Output all the data exactly. Pictures do not belong in the copy.
····················
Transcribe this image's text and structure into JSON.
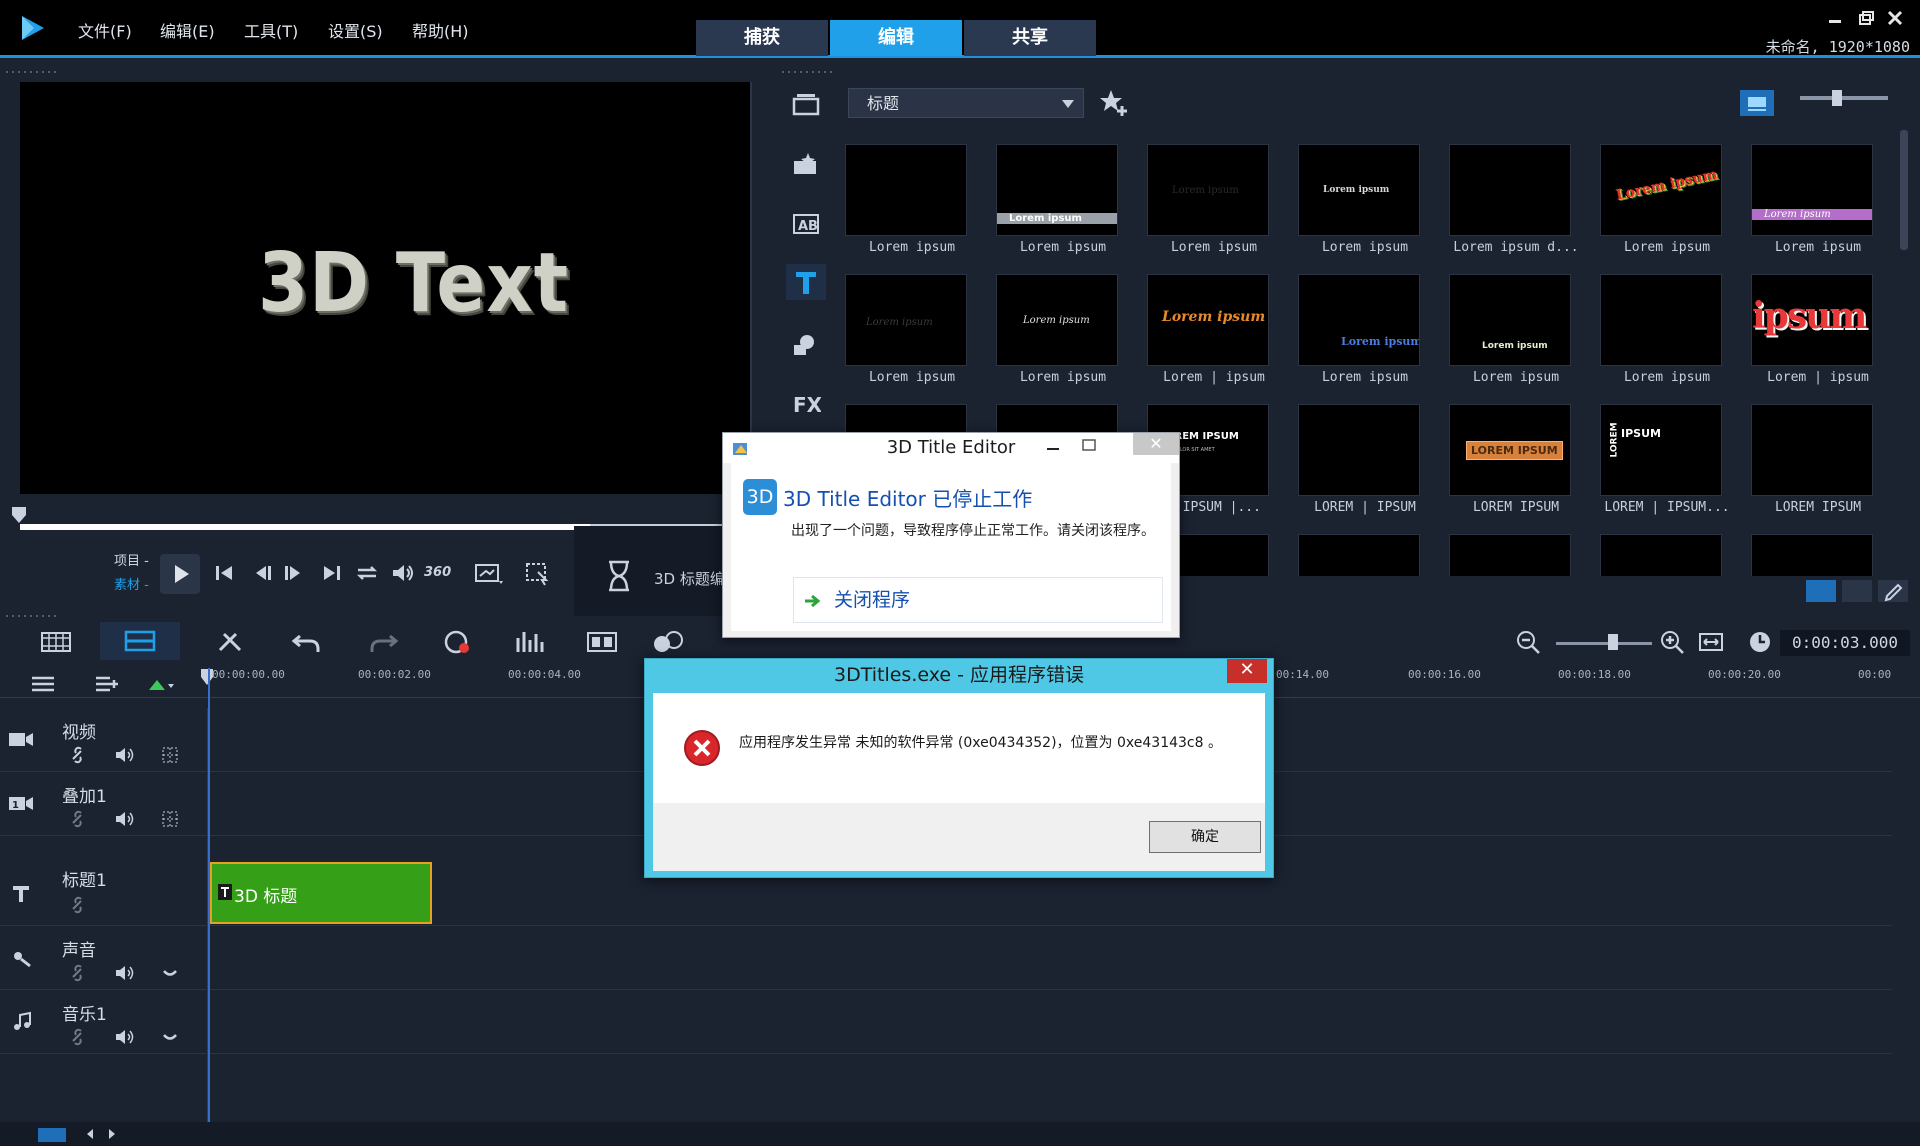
{
  "menu": {
    "file": "文件(F)",
    "edit": "编辑(E)",
    "tools": "工具(T)",
    "settings": "设置(S)",
    "help": "帮助(H)"
  },
  "tabs": [
    "捕获",
    "编辑",
    "共享"
  ],
  "active_tab": "编辑",
  "project_info": "未命名, 1920*1080",
  "player": {
    "preview_text": "3D Text",
    "label_project": "项目 -",
    "label_clip": "素材 -",
    "rotate_badge": "360"
  },
  "library": {
    "category": "标题",
    "thumbnails": [
      [
        "Lorem ipsum",
        "Lorem ipsum",
        "Lorem ipsum",
        "Lorem ipsum",
        "Lorem ipsum d...",
        "Lorem ipsum",
        "Lorem ipsum"
      ],
      [
        "Lorem ipsum",
        "Lorem ipsum",
        "Lorem | ipsum",
        "Lorem ipsum",
        "Lorem ipsum",
        "Lorem ipsum",
        "Lorem | ipsum"
      ],
      [
        "",
        "",
        "| IPSUM |...",
        "LOREM | IPSUM",
        "LOREM IPSUM",
        "LOREM | IPSUM...",
        "LOREM IPSUM"
      ]
    ],
    "thumb_texts": {
      "t2": "Lorem ipsum",
      "t3": "Lorem ipsum",
      "t4": "Lorem ipsum",
      "t6": "Lorem ipsum",
      "t7": "Lorem ipsum",
      "t8": "Lorem ipsum",
      "t9": "Lorem ipsum",
      "t10": "Lorem ipsum",
      "t11": "Lorem ipsum",
      "t12": "Lorem ipsum",
      "t14": "ipsum",
      "t17": "LOREM IPSUM",
      "t17b": "DOLOR SIT AMET",
      "t19": "LOREM IPSUM",
      "t20a": "LOREM",
      "t20b": "IPSUM"
    }
  },
  "timeline": {
    "timecode": "0:00:03.000",
    "ruler": [
      "00:00:00.00",
      "00:00:02.00",
      "00:00:04.00",
      "00:14.00",
      "00:00:16.00",
      "00:00:18.00",
      "00:00:20.00",
      "00:00"
    ],
    "tracks": [
      "视频",
      "叠加1",
      "标题1",
      "声音",
      "音乐1"
    ],
    "clip_label": "3D 标题"
  },
  "render": {
    "label": "3D 标题编"
  },
  "title_editor_dialog": {
    "title": "3D Title Editor",
    "icon_label": "3D",
    "heading": "3D Title Editor 已停止工作",
    "message": "出现了一个问题，导致程序停止正常工作。请关闭该程序。",
    "close_button": "关闭程序"
  },
  "error_dialog": {
    "title": "3DTitles.exe - 应用程序错误",
    "message": "应用程序发生异常 未知的软件异常 (0xe0434352)，位置为 0xe43143c8 。",
    "ok_button": "确定"
  },
  "colors": {
    "accent": "#1fa0e8",
    "clip_green": "#35a017",
    "clip_border": "#e5a11f",
    "error_frame": "#4fc8e6",
    "error_close": "#c7302a"
  }
}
····················
**Finished exercise**
Transcribe this image's text and structure into JSON.
{
  "menu": {
    "file": "文件(F)",
    "edit": "编辑(E)",
    "tools": "工具(T)",
    "settings": "设置(S)",
    "help": "帮助(H)"
  },
  "tabs": [
    "捕获",
    "编辑",
    "共享"
  ],
  "active_tab": "编辑",
  "project_info": "未命名, 1920*1080",
  "player": {
    "preview_text": "3D Text",
    "label_project": "项目 -",
    "label_clip": "素材 -",
    "rotate_badge": "360"
  },
  "library": {
    "category": "标题",
    "thumbnails": [
      [
        "Lorem ipsum",
        "Lorem ipsum",
        "Lorem ipsum",
        "Lorem ipsum",
        "Lorem ipsum d...",
        "Lorem ipsum",
        "Lorem ipsum"
      ],
      [
        "Lorem ipsum",
        "Lorem ipsum",
        "Lorem | ipsum",
        "Lorem ipsum",
        "Lorem ipsum",
        "Lorem ipsum",
        "Lorem | ipsum"
      ],
      [
        "",
        "",
        "| IPSUM |...",
        "LOREM | IPSUM",
        "LOREM IPSUM",
        "LOREM | IPSUM...",
        "LOREM IPSUM"
      ]
    ],
    "thumb_texts": {
      "t2": "Lorem ipsum",
      "t3": "Lorem ipsum",
      "t4": "Lorem ipsum",
      "t6": "Lorem ipsum",
      "t7": "Lorem ipsum",
      "t8": "Lorem ipsum",
      "t9": "Lorem ipsum",
      "t10": "Lorem ipsum",
      "t11": "Lorem ipsum",
      "t12": "Lorem ipsum",
      "t14": "ipsum",
      "t17": "LOREM IPSUM",
      "t17b": "DOLOR SIT AMET",
      "t19": "LOREM IPSUM",
      "t20a": "LOREM",
      "t20b": "IPSUM"
    }
  },
  "timeline": {
    "timecode": "0:00:03.000",
    "ruler": [
      "00:00:00.00",
      "00:00:02.00",
      "00:00:04.00",
      "00:14.00",
      "00:00:16.00",
      "00:00:18.00",
      "00:00:20.00",
      "00:00"
    ],
    "tracks": [
      "视频",
      "叠加1",
      "标题1",
      "声音",
      "音乐1"
    ],
    "clip_label": "3D 标题"
  },
  "render": {
    "label": "3D 标题编"
  },
  "title_editor_dialog": {
    "title": "3D Title Editor",
    "icon_label": "3D",
    "heading": "3D Title Editor 已停止工作",
    "message": "出现了一个问题，导致程序停止正常工作。请关闭该程序。",
    "close_button": "关闭程序"
  },
  "error_dialog": {
    "title": "3DTitles.exe - 应用程序错误",
    "message": "应用程序发生异常 未知的软件异常 (0xe0434352)，位置为 0xe43143c8 。",
    "ok_button": "确定"
  },
  "colors": {
    "accent": "#1fa0e8",
    "clip_green": "#35a017",
    "clip_border": "#e5a11f",
    "error_frame": "#4fc8e6",
    "error_close": "#c7302a"
  }
}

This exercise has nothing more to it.